▶ **WRITTEN EXERCISE**:
Repeat exactly the lines below, from the line containing "Enumerate this screenshot's" through the last line, both included. Leave out any pictures.

Data items
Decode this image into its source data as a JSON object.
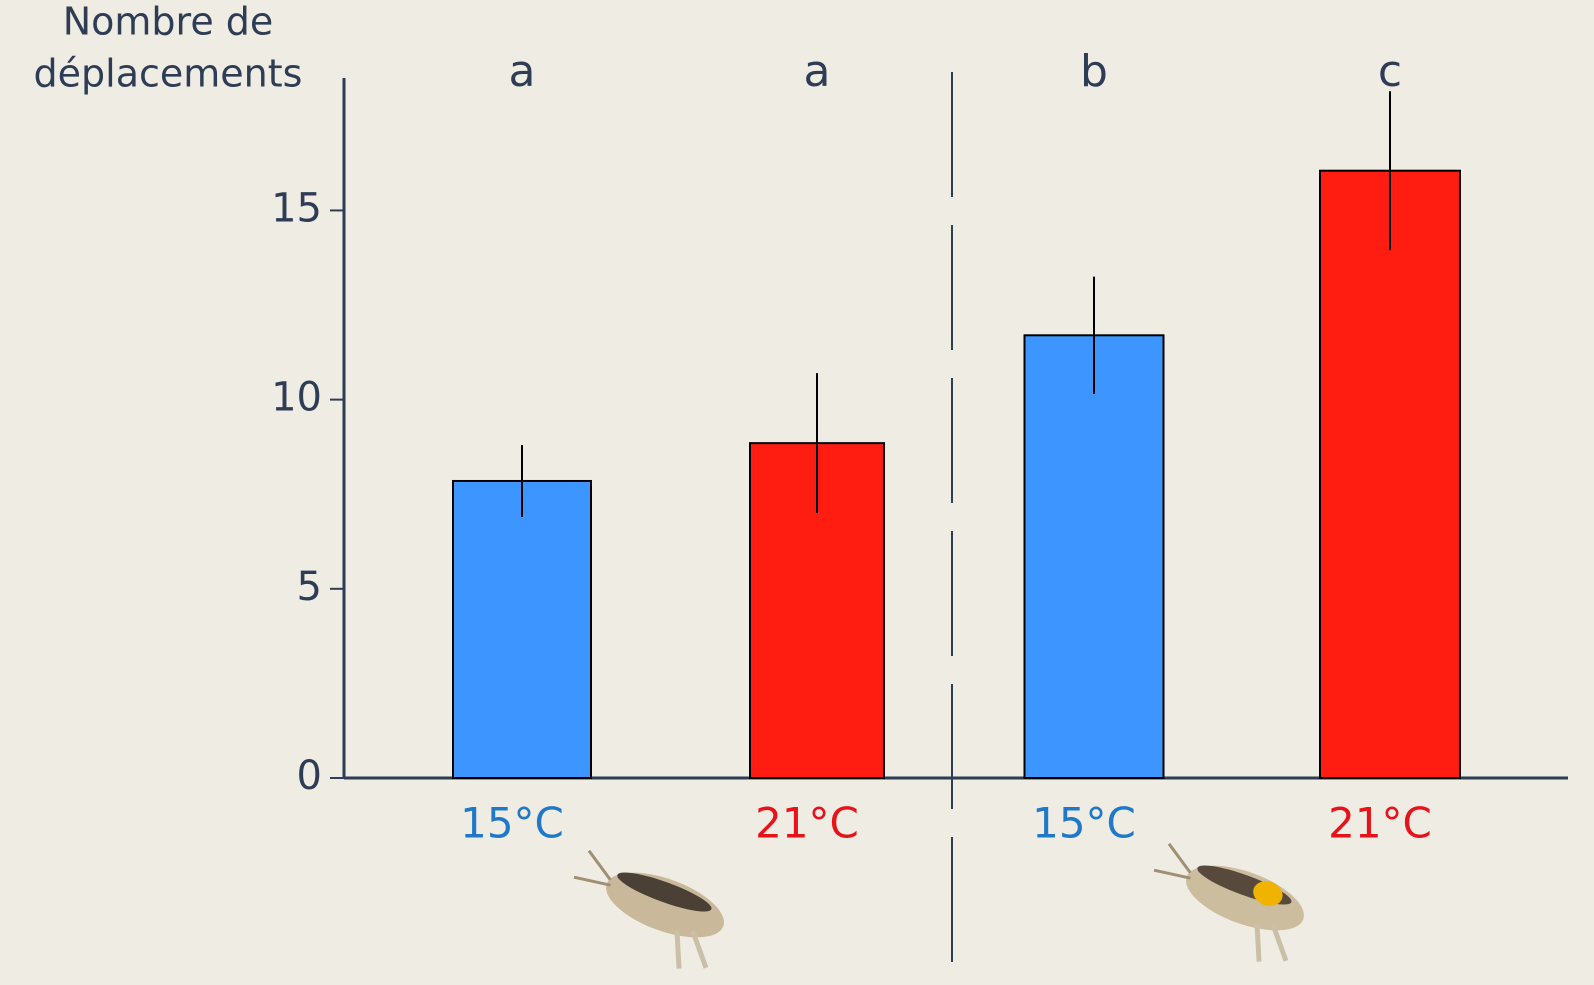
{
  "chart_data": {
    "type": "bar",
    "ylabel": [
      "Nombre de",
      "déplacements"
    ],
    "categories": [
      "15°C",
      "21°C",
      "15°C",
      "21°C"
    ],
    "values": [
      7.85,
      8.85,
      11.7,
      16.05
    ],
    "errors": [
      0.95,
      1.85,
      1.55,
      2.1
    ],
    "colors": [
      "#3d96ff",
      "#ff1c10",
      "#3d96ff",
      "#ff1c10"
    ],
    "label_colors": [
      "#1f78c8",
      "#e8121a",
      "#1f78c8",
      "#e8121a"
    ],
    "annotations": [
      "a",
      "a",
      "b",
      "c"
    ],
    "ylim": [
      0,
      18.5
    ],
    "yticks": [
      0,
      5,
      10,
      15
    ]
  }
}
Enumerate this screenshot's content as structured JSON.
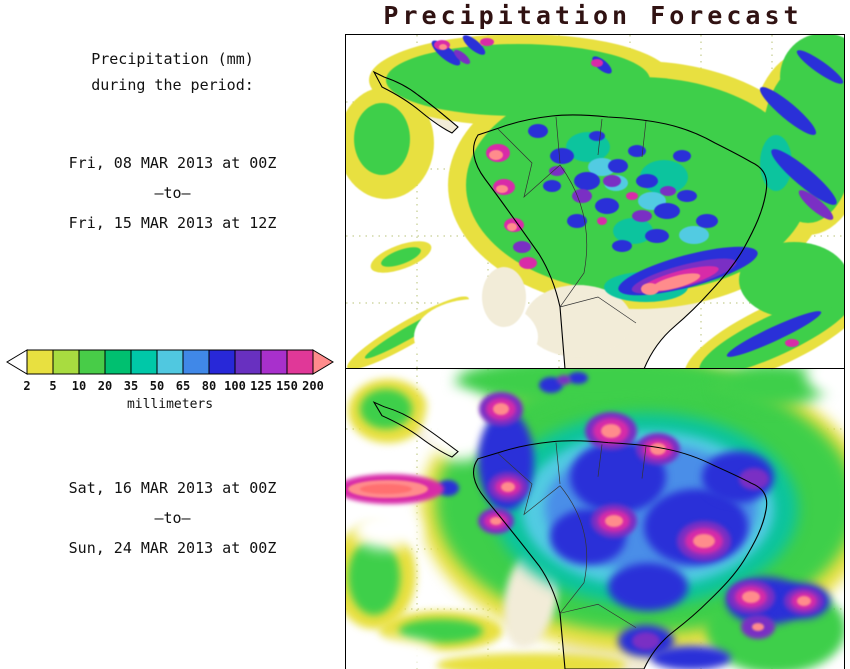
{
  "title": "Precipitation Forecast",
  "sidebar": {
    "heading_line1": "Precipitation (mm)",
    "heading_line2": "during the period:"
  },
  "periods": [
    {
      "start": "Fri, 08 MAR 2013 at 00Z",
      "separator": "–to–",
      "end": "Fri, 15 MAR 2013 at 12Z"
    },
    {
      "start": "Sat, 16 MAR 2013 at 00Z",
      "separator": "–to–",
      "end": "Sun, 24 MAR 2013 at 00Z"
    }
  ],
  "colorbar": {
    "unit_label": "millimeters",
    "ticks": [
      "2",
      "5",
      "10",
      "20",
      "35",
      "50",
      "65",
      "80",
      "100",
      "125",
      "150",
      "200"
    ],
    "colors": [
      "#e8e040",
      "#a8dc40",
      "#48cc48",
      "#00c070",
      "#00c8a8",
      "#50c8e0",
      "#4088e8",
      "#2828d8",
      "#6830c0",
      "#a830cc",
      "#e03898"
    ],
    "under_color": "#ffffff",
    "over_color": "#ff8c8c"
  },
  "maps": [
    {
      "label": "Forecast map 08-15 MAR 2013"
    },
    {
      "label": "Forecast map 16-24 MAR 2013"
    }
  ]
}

▶ **TASK RESPONSE**:
Enumerate this screenshot's content as structured JSON.
{
  "title": "Precipitation Forecast",
  "sidebar": {
    "heading_line1": "Precipitation (mm)",
    "heading_line2": "during the period:"
  },
  "periods": [
    {
      "start": "Fri, 08 MAR 2013 at 00Z",
      "separator": "–to–",
      "end": "Fri, 15 MAR 2013 at 12Z"
    },
    {
      "start": "Sat, 16 MAR 2013 at 00Z",
      "separator": "–to–",
      "end": "Sun, 24 MAR 2013 at 00Z"
    }
  ],
  "colorbar": {
    "unit_label": "millimeters",
    "ticks": [
      "2",
      "5",
      "10",
      "20",
      "35",
      "50",
      "65",
      "80",
      "100",
      "125",
      "150",
      "200"
    ],
    "colors": [
      "#e8e040",
      "#a8dc40",
      "#48cc48",
      "#00c070",
      "#00c8a8",
      "#50c8e0",
      "#4088e8",
      "#2828d8",
      "#6830c0",
      "#a830cc",
      "#e03898"
    ],
    "under_color": "#ffffff",
    "over_color": "#ff8c8c"
  },
  "maps": [
    {
      "label": "Forecast map 08-15 MAR 2013"
    },
    {
      "label": "Forecast map 16-24 MAR 2013"
    }
  ]
}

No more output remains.